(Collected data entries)
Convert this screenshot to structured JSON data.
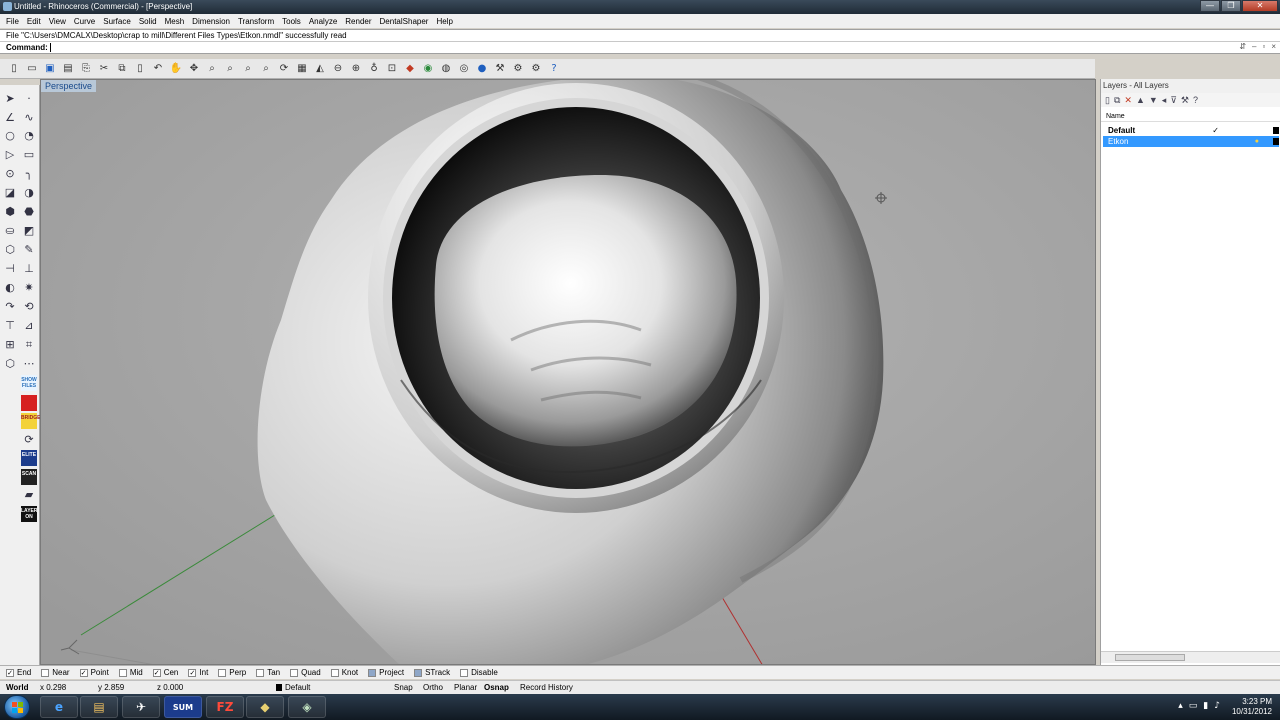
{
  "window": {
    "title": "Untitled - Rhinoceros (Commercial) - [Perspective]",
    "controls": [
      "—",
      "❐",
      "✕"
    ]
  },
  "menu": [
    "File",
    "Edit",
    "View",
    "Curve",
    "Surface",
    "Solid",
    "Mesh",
    "Dimension",
    "Transform",
    "Tools",
    "Analyze",
    "Render",
    "DentalShaper",
    "Help"
  ],
  "command": {
    "history": "File \"C:\\Users\\DMCALX\\Desktop\\crap to mill\\Different Files Types\\Etkon.nmdl\" successfully read",
    "prompt": "Command:"
  },
  "toolbar_icons": [
    "new-icon",
    "open-icon",
    "save-icon",
    "print-icon",
    "import-icon",
    "cut-icon",
    "copy-icon",
    "paste-icon",
    "pan-icon",
    "move-icon",
    "zoom-icon",
    "zoom-window-icon",
    "zoom-extents-icon",
    "rotate-icon",
    "grid-icon",
    "car-icon",
    "layer-icon",
    "properties-icon",
    "bulb-icon",
    "lock-icon",
    "material-icon",
    "color-wheel-icon",
    "render-sphere-icon",
    "globe-icon",
    "help-icon"
  ],
  "viewport": {
    "name": "Perspective"
  },
  "layers": {
    "title": "Layers - All Layers",
    "column_name": "Name",
    "rows": [
      {
        "name": "Default",
        "check": "✓",
        "selected": false
      },
      {
        "name": "Etkon",
        "check": "",
        "selected": true
      }
    ]
  },
  "osnaps": [
    {
      "label": "End",
      "checked": true
    },
    {
      "label": "Near",
      "checked": false
    },
    {
      "label": "Point",
      "checked": true
    },
    {
      "label": "Mid",
      "checked": false
    },
    {
      "label": "Cen",
      "checked": true
    },
    {
      "label": "Int",
      "checked": true
    },
    {
      "label": "Perp",
      "checked": false
    },
    {
      "label": "Tan",
      "checked": false
    },
    {
      "label": "Quad",
      "checked": false
    },
    {
      "label": "Knot",
      "checked": false
    },
    {
      "label": "Project",
      "checked": false
    },
    {
      "label": "STrack",
      "checked": false
    },
    {
      "label": "Disable",
      "checked": false
    }
  ],
  "status": {
    "cplane": "World",
    "x": "x 0.298",
    "y": "y 2.859",
    "z": "z 0.000",
    "layer": "Default",
    "snap": "Snap",
    "ortho": "Ortho",
    "planar": "Planar",
    "osnap": "Osnap",
    "history": "Record History"
  },
  "plugins": [
    {
      "label": "SHOW FILES",
      "bg": "#e8f4ff",
      "fg": "#2a6fb8"
    },
    {
      "label": "",
      "bg": "#d62020",
      "fg": "#fff"
    },
    {
      "label": "BRIDGE",
      "bg": "#f3d23a",
      "fg": "#a02020"
    },
    {
      "label": "ELITE",
      "bg": "#1c3c8c",
      "fg": "#fff"
    },
    {
      "label": "SCAN",
      "bg": "#222",
      "fg": "#fff"
    },
    {
      "label": "LAYER ON",
      "bg": "#111",
      "fg": "#fff"
    }
  ],
  "taskbar": {
    "apps": [
      "e",
      "▤",
      "✈",
      "SUM",
      "FZ",
      "◆",
      "◈"
    ],
    "time": "3:23 PM",
    "date": "10/31/2012"
  },
  "colors": {
    "selection": "#3399ff",
    "viewport_bg": "#a8a8a8",
    "x_axis": "#b03030",
    "y_axis": "#3a8a3a"
  }
}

• **Task instructions**:
Only the number is wanted: how many lines contain the string "Perspective"?

• **Response**:
2